» **Document extract**
● ● ●

- Theatrical release poster
- Directed by: Ken Loach
- Written by: Barry Hines
- Produced by: Raymond Day Irving Teitelbaum
- Starring: Graham Green Carolyn Nicholson
- Cinematography: Chris Menges
- Edited by: Stephen Singleton
- Music by: Marc Wilkinson
- Production companies: Black Lion Films Kestrel Films
- Distributed by: ITC Entertainment
- Release date: 12 September 1981;
- Running time: 104 minutes
- Country: United Kingdom
- Language: English

= Looks and Smiles =

Looks and Smiles is a 1981 British drama film directed by Ken Loach and starring Graham Green and Carolyn Nicholsom. It was written by Barry Hines based on his 1981 novel of the same name.

In an interview for the book Loach on Loach, the director said that the title of the film is taken from a line from Anton Chekhov: "How did girls attract boys when they were young? In the usual way – with looks and smiles."

● ● ●

» **Record excerpts**

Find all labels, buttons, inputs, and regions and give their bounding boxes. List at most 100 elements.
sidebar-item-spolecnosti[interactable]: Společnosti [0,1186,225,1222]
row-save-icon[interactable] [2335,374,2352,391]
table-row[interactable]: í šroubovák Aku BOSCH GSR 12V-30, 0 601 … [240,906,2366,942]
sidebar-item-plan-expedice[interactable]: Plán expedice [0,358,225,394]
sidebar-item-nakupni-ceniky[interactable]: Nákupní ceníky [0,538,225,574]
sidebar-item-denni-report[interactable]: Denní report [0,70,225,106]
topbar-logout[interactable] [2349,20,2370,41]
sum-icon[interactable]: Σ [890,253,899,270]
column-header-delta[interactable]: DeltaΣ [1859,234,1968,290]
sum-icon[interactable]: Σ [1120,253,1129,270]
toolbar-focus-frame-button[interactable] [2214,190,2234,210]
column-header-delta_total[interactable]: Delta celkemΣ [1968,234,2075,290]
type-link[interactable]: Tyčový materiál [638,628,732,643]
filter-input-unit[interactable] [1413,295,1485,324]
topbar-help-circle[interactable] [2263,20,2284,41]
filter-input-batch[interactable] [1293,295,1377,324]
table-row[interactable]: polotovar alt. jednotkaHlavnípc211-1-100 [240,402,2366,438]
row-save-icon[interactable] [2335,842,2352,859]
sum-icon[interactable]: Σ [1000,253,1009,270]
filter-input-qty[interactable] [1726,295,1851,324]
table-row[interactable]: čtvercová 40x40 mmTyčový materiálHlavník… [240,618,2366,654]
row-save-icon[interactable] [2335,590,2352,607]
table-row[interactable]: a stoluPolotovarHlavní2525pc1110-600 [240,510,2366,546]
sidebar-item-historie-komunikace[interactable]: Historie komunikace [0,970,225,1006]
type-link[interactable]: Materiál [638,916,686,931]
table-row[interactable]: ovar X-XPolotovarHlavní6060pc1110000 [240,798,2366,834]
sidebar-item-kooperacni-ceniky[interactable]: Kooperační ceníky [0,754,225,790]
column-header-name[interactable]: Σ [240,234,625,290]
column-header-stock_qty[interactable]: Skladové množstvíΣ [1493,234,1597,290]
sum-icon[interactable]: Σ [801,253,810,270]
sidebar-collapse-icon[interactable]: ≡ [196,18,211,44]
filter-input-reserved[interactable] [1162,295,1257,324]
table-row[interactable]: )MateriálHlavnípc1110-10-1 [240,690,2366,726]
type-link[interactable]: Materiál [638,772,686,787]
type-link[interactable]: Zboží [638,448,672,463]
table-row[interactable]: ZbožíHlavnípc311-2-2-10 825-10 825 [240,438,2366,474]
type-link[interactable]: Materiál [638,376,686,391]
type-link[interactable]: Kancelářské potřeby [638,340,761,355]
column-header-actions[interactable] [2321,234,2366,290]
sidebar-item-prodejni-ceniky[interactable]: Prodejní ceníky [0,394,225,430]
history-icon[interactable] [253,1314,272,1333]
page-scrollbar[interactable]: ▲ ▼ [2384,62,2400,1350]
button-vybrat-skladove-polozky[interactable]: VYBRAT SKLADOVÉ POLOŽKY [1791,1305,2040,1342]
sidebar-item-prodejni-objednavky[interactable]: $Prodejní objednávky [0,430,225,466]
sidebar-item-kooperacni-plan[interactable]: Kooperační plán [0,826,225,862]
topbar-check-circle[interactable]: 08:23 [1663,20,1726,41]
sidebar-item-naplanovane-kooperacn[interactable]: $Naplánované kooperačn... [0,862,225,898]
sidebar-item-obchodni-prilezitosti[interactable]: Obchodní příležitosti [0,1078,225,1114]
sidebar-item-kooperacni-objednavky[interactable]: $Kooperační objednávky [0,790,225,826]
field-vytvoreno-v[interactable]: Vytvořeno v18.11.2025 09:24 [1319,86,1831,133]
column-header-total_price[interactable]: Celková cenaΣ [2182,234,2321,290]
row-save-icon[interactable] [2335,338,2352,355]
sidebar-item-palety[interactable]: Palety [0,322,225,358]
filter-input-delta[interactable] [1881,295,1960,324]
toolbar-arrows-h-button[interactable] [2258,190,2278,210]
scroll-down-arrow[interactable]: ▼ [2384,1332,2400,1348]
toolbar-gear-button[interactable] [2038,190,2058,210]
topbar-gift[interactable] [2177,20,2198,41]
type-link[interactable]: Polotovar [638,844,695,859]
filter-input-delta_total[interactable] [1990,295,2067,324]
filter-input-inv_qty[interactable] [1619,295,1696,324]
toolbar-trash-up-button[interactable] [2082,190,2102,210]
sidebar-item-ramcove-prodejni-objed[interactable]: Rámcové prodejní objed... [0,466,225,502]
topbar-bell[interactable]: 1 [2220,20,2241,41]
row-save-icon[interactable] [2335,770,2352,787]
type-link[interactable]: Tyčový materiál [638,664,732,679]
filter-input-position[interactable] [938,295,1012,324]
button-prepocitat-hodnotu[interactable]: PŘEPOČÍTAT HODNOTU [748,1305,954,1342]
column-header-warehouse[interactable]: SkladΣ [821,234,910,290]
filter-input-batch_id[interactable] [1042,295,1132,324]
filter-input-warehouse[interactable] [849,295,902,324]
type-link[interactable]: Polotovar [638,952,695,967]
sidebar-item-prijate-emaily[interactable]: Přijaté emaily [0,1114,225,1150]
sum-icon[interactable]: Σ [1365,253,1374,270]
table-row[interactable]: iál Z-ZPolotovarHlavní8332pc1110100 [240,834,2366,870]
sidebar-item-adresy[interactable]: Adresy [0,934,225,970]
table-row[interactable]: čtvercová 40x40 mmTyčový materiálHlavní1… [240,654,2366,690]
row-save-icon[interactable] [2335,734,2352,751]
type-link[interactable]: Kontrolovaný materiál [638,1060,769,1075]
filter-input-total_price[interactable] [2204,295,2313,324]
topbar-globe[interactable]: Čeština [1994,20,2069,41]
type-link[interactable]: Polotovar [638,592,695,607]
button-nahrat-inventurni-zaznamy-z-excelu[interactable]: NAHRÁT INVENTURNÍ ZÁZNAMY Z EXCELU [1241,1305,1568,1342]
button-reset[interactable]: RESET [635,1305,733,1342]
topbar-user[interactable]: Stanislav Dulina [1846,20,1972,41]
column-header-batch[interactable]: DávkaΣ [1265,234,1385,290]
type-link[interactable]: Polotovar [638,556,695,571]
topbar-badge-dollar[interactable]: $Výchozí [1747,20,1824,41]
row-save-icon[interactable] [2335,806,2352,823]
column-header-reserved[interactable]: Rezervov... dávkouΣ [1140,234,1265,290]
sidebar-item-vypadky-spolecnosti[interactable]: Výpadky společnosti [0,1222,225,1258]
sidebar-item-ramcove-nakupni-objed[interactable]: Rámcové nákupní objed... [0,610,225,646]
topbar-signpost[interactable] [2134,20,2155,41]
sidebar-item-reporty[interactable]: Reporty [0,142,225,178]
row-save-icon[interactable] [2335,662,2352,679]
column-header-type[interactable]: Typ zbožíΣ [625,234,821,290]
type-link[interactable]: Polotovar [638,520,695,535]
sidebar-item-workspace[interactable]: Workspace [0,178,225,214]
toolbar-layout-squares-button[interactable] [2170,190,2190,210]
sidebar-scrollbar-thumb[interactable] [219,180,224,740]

● ● ●

» **Requirements**
a) Reproduce the part of the Looks and Smiles entry starting with "Looks and Smiles is" and going on through "the same name.".
b) Which companies are named in the Looks and Smiles entry?

» **Answers to the tasks**
a)
Looks and Smiles is a 1981 British drama film directed by Ken Loach and starring Graham Green and Carolyn Nicholsom. It was written by Barry Hines based on his 1981 novel of the same name.

b) Black Lion Films, Kestrel Films, ITC Entertainment